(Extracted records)

▬▬▬▬▬▬▬▬▬▬

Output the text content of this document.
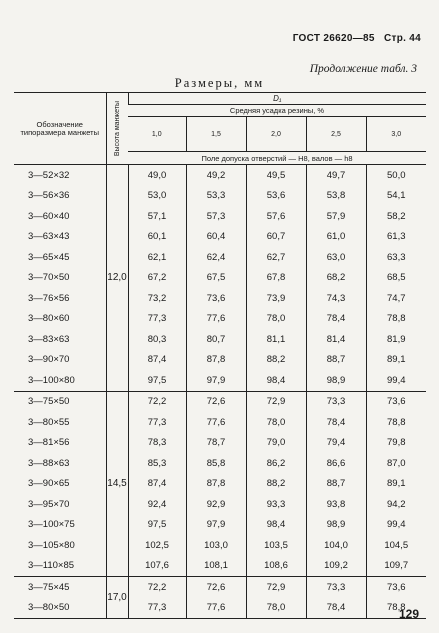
ГОСТ 26620—85 Стр. 44
Продолжение табл. 3
Размеры, мм
Обозначение типоразмера манжеты	Высота манжеты	D₁				
		Средняя усадка резины, %				
		1,0	1,5	2,0	2,5	3,0
		Поле допуска отверстий — H8, валов — h8				
3—52×32	12,0	49,0	49,2	49,5	49,7	50,0
3—56×36		53,0	53,3	53,6	53,8	54,1
3—60×40		57,1	57,3	57,6	57,9	58,2
3—63×43		60,1	60,4	60,7	61,0	61,3
3—65×45		62,1	62,4	62,7	63,0	63,3
3—70×50		67,2	67,5	67,8	68,2	68,5
3—76×56		73,2	73,6	73,9	74,3	74,7
3—80×60		77,3	77,6	78,0	78,4	78,8
3—83×63		80,3	80,7	81,1	81,4	81,9
3—90×70		87,4	87,8	88,2	88,7	89,1
3—100×80		97,5	97,9	98,4	98,9	99,4
3—75×50	14,5	72,2	72,6	72,9	73,3	73,6
3—80×55		77,3	77,6	78,0	78,4	78,8
3—81×56		78,3	78,7	79,0	79,4	79,8
3—88×63		85,3	85,8	86,2	86,6	87,0
3—90×65		87,4	87,8	88,2	88,7	89,1
3—95×70		92,4	92,9	93,3	93,8	94,2
3—100×75		97,5	97,9	98,4	98,9	99,4
3—105×80		102,5	103,0	103,5	104,0	104,5
3—110×85		107,6	108,1	108,6	109,2	109,7
3—75×45	17,0	72,2	72,6	72,9	73,3	73,6
3—80×50		77,3	77,6	78,0	78,4	78,8
129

▬▬▬▬▬▬▬▬▬▬

# SET EXERCISE:
Omit the pictures. Transcribe every record exactly.

# ANSWER TO THE PROBLEM:
Output the text content of this document.
ГОСТ 26620—85 Стр. 44
Продолжение табл. 3
Размеры, мм
Обозначение типоразмера манжеты	Высота манжеты	D₁				
		Средняя усадка резины, %				
		1,0	1,5	2,0	2,5	3,0
		Поле допуска отверстий — H8, валов — h8				
3—52×32	12,0	49,0	49,2	49,5	49,7	50,0
3—56×36		53,0	53,3	53,6	53,8	54,1
3—60×40		57,1	57,3	57,6	57,9	58,2
3—63×43		60,1	60,4	60,7	61,0	61,3
3—65×45		62,1	62,4	62,7	63,0	63,3
3—70×50		67,2	67,5	67,8	68,2	68,5
3—76×56		73,2	73,6	73,9	74,3	74,7
3—80×60		77,3	77,6	78,0	78,4	78,8
3—83×63		80,3	80,7	81,1	81,4	81,9
3—90×70		87,4	87,8	88,2	88,7	89,1
3—100×80		97,5	97,9	98,4	98,9	99,4
3—75×50	14,5	72,2	72,6	72,9	73,3	73,6
3—80×55		77,3	77,6	78,0	78,4	78,8
3—81×56		78,3	78,7	79,0	79,4	79,8
3—88×63		85,3	85,8	86,2	86,6	87,0
3—90×65		87,4	87,8	88,2	88,7	89,1
3—95×70		92,4	92,9	93,3	93,8	94,2
3—100×75		97,5	97,9	98,4	98,9	99,4
3—105×80		102,5	103,0	103,5	104,0	104,5
3—110×85		107,6	108,1	108,6	109,2	109,7
3—75×45	17,0	72,2	72,6	72,9	73,3	73,6
3—80×50		77,3	77,6	78,0	78,4	78,8
129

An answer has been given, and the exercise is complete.